Task to complete = Report how many lines contain the word "QUEENS"; answer with the number only.

Rows from a figure dataset:
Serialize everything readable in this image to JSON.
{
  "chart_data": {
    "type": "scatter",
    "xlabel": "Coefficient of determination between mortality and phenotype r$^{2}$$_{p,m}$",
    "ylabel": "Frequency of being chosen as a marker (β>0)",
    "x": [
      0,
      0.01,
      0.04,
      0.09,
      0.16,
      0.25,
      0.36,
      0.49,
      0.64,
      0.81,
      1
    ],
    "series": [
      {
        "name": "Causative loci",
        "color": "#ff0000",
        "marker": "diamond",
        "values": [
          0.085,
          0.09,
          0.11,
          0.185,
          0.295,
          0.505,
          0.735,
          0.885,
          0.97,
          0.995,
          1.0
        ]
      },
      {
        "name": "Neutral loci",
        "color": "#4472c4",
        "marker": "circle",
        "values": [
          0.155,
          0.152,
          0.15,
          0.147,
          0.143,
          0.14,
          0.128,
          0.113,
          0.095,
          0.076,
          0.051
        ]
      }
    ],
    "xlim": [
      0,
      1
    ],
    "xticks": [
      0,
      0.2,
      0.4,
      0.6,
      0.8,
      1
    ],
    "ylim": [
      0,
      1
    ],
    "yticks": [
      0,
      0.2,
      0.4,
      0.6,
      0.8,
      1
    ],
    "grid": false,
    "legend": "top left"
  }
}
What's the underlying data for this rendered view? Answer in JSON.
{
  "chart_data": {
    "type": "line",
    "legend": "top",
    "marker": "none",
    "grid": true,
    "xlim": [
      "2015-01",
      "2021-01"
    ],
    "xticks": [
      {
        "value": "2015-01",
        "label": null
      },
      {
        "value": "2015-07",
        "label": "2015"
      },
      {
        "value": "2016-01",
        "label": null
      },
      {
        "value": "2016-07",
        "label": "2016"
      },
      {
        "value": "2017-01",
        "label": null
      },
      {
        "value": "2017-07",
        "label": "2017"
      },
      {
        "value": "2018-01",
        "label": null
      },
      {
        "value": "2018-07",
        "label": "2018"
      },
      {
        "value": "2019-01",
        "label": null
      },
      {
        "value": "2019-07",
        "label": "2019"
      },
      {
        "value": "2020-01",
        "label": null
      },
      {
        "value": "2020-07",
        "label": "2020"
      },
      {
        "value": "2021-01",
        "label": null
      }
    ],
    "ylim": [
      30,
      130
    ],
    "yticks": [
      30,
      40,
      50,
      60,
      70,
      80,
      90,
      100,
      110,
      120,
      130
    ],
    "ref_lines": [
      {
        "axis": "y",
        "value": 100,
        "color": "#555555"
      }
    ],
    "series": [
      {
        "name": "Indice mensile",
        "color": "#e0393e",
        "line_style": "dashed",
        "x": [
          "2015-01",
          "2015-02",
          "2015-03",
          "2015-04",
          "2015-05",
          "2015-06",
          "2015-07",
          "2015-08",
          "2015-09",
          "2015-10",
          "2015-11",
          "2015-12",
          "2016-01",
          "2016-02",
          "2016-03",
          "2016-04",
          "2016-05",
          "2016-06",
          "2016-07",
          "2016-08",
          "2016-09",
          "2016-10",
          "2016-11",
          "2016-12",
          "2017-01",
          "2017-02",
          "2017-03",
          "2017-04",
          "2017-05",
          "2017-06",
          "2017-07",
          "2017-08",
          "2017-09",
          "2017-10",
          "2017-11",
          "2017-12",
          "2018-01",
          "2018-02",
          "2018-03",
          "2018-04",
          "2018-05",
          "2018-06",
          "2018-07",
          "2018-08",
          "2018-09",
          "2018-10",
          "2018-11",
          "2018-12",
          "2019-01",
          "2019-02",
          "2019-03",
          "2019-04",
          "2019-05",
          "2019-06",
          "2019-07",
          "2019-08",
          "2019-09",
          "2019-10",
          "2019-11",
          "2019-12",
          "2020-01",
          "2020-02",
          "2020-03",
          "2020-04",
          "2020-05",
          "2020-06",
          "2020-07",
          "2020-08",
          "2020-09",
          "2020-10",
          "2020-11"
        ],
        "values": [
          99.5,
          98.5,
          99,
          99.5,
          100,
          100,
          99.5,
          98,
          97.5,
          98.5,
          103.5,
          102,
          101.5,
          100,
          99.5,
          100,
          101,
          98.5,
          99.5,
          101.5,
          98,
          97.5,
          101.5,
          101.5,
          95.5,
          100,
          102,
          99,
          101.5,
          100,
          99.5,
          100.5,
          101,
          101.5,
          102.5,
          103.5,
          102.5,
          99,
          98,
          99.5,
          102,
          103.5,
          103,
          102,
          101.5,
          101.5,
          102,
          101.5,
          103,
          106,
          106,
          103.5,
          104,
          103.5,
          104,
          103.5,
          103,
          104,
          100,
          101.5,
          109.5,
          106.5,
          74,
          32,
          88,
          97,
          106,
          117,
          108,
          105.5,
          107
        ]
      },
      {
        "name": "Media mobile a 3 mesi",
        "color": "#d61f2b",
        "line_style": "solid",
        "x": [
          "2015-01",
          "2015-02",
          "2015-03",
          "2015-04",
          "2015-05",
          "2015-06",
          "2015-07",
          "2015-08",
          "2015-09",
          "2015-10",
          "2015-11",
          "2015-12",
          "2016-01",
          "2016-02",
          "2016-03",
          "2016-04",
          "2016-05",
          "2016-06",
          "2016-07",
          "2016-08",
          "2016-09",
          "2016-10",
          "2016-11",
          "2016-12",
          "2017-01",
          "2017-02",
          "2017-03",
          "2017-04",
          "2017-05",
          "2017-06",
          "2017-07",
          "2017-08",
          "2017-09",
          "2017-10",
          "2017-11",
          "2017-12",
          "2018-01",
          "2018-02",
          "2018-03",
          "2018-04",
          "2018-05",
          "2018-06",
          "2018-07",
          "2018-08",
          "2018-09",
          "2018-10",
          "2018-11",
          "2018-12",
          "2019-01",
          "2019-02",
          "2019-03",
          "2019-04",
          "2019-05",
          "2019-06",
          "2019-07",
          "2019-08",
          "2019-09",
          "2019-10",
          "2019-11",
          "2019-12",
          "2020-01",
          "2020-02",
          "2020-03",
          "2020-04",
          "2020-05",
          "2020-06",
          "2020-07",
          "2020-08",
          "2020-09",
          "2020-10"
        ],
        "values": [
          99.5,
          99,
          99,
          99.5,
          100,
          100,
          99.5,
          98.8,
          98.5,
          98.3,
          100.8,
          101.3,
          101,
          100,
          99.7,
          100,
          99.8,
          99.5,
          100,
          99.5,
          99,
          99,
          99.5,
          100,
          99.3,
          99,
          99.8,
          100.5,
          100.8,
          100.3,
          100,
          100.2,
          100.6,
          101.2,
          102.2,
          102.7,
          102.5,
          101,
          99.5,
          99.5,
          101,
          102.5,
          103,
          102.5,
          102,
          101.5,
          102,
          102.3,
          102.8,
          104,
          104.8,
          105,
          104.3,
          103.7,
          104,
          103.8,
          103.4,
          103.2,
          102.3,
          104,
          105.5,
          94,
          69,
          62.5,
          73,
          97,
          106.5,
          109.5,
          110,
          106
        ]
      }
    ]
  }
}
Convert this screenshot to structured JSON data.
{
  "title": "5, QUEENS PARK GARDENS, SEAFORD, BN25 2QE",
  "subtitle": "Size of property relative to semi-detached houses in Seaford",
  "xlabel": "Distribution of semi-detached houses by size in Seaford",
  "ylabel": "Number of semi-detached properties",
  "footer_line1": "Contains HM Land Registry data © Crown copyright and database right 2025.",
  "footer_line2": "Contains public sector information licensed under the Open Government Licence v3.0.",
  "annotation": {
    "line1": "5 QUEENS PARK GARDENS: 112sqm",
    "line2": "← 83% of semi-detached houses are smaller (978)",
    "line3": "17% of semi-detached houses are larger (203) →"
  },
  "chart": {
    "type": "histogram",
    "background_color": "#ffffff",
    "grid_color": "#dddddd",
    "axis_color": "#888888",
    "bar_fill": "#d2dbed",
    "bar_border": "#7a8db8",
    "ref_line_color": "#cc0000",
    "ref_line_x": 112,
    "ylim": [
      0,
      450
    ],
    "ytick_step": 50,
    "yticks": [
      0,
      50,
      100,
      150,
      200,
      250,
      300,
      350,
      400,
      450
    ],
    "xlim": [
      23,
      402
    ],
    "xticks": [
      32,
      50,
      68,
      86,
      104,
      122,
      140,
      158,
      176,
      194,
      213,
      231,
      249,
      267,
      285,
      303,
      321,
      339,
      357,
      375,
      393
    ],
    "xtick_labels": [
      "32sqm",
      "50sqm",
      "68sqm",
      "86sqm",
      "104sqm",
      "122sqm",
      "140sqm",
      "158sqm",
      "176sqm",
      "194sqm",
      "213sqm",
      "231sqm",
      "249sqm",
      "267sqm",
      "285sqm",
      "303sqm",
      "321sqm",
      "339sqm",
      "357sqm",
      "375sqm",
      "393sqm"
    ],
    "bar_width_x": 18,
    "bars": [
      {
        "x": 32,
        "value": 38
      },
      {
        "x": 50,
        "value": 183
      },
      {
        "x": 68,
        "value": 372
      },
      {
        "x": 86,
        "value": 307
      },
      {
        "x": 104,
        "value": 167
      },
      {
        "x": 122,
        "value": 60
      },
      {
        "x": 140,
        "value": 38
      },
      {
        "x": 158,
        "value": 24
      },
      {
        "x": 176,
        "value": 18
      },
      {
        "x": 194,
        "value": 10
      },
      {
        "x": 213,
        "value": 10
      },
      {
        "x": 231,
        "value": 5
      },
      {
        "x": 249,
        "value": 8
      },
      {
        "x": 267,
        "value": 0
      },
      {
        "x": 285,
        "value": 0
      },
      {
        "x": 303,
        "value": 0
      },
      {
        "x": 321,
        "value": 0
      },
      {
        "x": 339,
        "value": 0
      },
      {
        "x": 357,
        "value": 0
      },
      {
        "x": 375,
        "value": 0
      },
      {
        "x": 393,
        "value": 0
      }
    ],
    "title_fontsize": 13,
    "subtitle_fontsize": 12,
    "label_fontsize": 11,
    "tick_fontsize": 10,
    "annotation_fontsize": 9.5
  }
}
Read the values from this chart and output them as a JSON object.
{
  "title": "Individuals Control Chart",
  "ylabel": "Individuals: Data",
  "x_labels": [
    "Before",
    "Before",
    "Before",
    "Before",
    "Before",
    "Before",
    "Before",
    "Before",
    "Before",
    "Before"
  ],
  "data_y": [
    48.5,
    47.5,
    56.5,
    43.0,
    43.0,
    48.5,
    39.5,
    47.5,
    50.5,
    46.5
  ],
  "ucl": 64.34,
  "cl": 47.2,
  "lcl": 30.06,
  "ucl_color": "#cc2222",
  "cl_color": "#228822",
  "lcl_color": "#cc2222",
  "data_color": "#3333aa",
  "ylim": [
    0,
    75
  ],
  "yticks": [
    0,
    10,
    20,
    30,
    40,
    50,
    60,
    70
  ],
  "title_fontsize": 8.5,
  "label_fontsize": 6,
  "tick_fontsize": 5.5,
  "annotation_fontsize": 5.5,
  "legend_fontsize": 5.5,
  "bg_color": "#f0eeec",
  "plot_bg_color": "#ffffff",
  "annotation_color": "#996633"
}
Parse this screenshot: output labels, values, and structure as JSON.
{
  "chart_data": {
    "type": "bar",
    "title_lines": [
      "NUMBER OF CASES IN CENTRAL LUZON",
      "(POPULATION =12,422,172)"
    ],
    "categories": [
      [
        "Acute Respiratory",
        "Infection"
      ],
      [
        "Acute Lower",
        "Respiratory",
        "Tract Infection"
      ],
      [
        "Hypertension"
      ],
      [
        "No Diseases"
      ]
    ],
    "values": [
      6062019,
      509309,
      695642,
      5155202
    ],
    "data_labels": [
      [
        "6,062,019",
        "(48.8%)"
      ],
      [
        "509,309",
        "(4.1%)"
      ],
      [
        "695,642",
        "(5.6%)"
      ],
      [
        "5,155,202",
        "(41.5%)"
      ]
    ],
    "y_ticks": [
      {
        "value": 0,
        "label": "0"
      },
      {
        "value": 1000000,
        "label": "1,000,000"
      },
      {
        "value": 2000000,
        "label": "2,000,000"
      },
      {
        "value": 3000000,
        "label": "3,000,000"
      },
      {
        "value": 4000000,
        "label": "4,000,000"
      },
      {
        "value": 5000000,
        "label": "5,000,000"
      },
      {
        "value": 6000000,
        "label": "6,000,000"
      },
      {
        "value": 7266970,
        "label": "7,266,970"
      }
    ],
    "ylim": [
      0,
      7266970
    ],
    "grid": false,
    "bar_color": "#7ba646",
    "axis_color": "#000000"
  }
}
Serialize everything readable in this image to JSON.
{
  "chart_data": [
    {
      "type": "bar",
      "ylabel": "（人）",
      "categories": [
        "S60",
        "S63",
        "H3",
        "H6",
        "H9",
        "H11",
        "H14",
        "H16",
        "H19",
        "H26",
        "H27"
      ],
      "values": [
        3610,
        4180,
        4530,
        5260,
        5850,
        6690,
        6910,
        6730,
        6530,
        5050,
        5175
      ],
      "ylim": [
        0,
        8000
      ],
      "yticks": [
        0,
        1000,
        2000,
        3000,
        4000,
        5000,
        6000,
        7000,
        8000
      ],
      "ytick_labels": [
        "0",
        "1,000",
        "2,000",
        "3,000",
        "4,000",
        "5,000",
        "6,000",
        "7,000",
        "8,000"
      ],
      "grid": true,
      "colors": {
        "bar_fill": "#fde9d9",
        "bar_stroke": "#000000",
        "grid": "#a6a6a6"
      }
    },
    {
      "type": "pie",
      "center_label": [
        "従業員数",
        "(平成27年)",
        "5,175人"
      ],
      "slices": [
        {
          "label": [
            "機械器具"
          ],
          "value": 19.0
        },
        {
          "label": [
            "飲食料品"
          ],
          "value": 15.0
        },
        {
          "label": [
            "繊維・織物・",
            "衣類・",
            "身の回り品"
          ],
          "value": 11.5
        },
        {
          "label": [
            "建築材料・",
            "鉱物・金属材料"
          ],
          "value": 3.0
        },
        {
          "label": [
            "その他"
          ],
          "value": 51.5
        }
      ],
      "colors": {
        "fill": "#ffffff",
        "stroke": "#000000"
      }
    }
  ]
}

Full output = 2